▸ Exercise objective: Your answer must be every line of the data that contains "title".

[Dataset rows describing interfaces]
⟨

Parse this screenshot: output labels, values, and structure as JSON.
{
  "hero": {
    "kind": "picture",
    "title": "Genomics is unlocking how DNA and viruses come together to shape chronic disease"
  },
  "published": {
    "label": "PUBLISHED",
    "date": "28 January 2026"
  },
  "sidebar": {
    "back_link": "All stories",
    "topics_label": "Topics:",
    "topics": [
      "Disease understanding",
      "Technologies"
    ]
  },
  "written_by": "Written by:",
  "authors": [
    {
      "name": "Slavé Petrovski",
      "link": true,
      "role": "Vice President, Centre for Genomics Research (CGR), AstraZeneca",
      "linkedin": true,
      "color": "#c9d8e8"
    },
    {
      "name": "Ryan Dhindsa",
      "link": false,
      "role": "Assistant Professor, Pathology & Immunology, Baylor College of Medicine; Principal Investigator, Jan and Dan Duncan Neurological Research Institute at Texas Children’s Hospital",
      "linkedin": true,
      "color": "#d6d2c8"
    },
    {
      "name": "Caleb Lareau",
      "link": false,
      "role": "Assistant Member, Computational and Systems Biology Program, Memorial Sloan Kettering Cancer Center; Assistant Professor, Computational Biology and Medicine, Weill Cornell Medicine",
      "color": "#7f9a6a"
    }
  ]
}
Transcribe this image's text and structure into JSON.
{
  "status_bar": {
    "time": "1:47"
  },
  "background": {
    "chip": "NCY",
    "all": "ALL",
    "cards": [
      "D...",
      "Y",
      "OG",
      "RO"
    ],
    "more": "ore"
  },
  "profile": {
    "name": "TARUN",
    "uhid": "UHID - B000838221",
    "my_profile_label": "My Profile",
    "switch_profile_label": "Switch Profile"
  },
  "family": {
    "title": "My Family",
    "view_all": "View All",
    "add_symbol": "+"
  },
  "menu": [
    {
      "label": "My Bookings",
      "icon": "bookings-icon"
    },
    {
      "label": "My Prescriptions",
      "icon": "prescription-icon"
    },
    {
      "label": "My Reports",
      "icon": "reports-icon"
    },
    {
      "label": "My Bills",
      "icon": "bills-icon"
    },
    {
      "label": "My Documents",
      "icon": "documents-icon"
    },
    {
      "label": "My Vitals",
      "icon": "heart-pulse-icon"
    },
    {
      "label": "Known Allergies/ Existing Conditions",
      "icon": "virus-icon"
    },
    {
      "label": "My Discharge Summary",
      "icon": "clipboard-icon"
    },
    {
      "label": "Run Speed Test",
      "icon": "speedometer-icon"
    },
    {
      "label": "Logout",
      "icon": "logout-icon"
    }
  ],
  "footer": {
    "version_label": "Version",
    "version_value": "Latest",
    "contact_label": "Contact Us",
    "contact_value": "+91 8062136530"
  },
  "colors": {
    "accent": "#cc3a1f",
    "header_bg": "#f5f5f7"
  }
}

⟩

▸ Exercise response:
    "title": "Genomics is unlocking how DNA and viruses come together to shape chronic disease"
    "title": "My Family",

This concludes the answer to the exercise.